:: Supplied passage
US State Department Issues Global Warning Over Alleged AI Theft by DeepSeek and Other Chinese Firms

This article was generated by AI and cites original sources.

The US State Department issued a global diplomatic warning in April 2026, instructing its posts worldwide to raise concerns about alleged intellectual property theft by Chinese AI companies, including DeepSeek, Moonshot AI, and MiniMax. The directive was contained in a cable sent to diplomatic and consular posts around the world, as seen by Reuters.

The cable instructs diplomatic staff to speak with foreign counterparts about “concerns over adversaries’ extraction and distillation of U.S. AI models.” A separate message was also sent to Beijing directly. Distillation refers to the process of training smaller AI models using output from larger, more expensive ones — a method that can significantly reduce the cost of developing powerful AI tools.

The State Department said its goal was to “warn of the risks of utilizing AI models distilled from U.S. proprietary AI models, and lay the groundwork for potential follow-up and outreach by the U.S. government.” The cable also alleged that such campaigns “deliberately strip security protocols from the resulting models and undo mechanisms that ensure those AI models are ideologically neutral and truth-seeking.”
::::
:: Provided records
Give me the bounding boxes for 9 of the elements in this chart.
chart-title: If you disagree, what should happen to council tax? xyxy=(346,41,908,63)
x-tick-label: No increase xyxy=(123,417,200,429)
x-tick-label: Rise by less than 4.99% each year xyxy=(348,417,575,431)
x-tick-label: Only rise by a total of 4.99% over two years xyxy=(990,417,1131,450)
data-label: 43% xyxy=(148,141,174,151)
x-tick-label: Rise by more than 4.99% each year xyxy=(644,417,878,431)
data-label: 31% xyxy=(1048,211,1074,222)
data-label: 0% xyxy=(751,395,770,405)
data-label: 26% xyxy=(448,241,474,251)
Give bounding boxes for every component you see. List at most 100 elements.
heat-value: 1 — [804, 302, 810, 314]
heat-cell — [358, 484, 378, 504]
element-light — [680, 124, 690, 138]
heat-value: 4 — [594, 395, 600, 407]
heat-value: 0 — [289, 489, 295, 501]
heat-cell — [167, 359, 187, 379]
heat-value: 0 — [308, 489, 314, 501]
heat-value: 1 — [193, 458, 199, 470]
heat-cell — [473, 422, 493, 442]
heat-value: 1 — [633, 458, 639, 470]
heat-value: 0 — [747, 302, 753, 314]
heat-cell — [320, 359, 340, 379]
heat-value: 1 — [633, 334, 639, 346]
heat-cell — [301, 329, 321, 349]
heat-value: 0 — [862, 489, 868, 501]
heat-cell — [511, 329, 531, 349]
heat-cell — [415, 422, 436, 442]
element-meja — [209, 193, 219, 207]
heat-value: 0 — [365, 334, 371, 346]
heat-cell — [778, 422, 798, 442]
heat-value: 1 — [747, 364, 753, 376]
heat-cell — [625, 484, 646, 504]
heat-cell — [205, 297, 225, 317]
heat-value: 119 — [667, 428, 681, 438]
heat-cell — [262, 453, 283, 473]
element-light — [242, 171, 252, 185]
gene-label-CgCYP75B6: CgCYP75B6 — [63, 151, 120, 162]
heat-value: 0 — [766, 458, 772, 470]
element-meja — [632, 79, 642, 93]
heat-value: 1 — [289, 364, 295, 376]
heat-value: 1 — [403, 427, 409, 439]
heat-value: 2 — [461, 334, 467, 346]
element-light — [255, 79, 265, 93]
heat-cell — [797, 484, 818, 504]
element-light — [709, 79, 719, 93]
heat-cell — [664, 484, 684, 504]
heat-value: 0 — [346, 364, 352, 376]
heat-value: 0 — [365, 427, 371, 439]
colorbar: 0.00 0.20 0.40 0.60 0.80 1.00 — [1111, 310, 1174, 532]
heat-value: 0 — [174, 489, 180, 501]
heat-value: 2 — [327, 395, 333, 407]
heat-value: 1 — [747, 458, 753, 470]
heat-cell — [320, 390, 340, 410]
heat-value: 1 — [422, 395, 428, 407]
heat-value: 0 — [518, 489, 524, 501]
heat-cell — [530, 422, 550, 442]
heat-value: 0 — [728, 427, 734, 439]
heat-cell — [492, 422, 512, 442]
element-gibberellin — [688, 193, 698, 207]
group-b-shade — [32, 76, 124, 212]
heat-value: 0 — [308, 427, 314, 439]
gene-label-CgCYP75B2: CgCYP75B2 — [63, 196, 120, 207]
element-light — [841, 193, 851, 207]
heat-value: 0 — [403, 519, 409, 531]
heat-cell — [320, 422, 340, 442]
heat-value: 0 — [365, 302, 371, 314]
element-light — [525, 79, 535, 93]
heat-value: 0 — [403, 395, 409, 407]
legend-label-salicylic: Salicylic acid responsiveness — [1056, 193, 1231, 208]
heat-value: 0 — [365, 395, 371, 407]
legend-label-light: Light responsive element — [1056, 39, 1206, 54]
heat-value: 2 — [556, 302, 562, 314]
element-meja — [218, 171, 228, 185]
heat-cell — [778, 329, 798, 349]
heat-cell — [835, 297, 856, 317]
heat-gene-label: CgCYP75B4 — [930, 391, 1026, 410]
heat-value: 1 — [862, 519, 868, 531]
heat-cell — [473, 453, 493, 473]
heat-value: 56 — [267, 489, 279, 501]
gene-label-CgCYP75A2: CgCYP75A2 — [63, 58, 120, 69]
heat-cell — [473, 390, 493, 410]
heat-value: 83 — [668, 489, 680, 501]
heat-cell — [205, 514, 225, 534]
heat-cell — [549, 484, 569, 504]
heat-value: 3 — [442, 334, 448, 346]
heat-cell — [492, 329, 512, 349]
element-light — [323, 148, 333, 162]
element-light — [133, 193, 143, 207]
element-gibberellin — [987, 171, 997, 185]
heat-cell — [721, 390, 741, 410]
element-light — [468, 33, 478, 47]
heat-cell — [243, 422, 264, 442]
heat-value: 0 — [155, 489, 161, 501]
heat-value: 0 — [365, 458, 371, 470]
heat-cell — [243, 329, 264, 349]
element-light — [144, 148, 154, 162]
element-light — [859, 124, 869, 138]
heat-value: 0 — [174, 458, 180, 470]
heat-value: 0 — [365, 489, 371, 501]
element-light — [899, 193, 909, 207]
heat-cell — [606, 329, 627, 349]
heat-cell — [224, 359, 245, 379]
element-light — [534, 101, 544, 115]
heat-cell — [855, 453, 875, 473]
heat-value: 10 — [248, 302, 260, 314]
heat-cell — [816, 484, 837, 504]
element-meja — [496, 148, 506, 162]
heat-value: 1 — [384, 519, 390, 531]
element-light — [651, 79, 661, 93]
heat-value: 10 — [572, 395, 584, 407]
::::
● What to do
Answer these questions using the article on the State Department warning:
(a) Which Chinese AI companies does the article name?
(b) What process does the article say "distillation" refers to?
(c) Where was a separate message sent directly?

● Response below
(a) DeepSeek, Moonshot AI, and MiniMax.
(b) Training smaller AI models using output from larger, more expensive ones.
(c) To Beijing.